RECORD EXCERPTS ::

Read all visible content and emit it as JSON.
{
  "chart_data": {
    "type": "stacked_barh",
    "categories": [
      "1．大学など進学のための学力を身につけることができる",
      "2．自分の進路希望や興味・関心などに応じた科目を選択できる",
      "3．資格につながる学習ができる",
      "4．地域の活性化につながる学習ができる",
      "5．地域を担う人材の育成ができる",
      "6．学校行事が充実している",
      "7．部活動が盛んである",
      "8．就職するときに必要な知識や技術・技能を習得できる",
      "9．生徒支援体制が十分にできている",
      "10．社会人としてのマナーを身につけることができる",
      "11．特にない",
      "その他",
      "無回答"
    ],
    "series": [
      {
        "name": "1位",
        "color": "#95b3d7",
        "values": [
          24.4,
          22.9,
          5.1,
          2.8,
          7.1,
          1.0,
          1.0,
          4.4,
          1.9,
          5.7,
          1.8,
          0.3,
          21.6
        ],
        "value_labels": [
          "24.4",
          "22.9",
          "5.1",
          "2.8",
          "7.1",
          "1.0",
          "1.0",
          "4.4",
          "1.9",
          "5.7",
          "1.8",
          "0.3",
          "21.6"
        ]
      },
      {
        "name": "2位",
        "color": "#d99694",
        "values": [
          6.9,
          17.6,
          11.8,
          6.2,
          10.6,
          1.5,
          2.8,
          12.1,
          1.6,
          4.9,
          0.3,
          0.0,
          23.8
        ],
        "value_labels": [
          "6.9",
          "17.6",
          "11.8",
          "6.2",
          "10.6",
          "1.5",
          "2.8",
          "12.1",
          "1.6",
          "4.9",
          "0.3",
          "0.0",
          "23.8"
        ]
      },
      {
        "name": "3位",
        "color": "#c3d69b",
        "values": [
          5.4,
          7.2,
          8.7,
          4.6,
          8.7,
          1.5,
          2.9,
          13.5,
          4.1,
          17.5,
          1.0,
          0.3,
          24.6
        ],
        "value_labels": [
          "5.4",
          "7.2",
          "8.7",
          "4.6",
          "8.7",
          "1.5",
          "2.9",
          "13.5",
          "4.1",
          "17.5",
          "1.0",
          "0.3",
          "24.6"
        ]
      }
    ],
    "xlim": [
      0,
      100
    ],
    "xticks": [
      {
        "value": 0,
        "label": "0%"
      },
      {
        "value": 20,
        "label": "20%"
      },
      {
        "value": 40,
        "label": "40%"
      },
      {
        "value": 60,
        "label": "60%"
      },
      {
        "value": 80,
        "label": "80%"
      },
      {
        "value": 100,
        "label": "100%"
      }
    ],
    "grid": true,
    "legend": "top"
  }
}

EXERCISE TASK :: Go through the material and copy out every line with "color" in it.

PROBLEM SOLUTION ::
        "color": "#95b3d7",
        "color": "#d99694",
        "color": "#c3d69b",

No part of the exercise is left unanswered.